### Exercise requirements
Copy out, from the entries below, each line holding the string "cells".

BEGIN

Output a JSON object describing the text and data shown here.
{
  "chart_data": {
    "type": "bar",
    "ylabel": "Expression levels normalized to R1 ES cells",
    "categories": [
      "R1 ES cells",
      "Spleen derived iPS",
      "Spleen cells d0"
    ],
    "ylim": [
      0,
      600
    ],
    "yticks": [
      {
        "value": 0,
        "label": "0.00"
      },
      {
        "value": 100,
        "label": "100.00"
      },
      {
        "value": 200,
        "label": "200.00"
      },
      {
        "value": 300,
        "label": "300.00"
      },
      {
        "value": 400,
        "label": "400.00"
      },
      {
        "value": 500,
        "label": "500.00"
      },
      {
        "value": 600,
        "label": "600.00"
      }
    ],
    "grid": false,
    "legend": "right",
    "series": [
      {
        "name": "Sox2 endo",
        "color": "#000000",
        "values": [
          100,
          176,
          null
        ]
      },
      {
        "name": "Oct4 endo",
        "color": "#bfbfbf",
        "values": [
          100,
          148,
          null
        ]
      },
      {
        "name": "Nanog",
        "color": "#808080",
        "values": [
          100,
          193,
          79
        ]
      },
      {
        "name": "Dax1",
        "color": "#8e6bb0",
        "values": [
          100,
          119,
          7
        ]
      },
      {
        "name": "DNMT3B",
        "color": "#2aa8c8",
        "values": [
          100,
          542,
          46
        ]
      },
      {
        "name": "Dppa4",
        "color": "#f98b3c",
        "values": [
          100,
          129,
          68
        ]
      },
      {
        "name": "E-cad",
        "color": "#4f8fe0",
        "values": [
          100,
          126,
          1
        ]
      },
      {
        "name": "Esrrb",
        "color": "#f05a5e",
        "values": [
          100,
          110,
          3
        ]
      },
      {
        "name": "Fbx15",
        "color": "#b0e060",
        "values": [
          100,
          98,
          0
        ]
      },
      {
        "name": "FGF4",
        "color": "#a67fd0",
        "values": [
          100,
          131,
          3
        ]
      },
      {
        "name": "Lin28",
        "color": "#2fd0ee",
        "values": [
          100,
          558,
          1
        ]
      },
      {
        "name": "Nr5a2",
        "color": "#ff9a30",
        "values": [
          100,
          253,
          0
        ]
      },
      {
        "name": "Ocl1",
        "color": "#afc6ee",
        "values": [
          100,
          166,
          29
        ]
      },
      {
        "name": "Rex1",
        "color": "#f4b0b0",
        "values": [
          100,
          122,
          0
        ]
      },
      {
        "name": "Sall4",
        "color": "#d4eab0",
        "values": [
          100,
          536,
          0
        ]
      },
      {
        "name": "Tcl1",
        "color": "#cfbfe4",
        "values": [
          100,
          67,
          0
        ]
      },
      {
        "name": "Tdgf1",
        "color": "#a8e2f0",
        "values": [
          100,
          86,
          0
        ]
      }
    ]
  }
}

END

### Output of the task
    "ylabel": "Expression levels normalized to R1 ES cells",
      "R1 ES cells",
      "Spleen cells d0"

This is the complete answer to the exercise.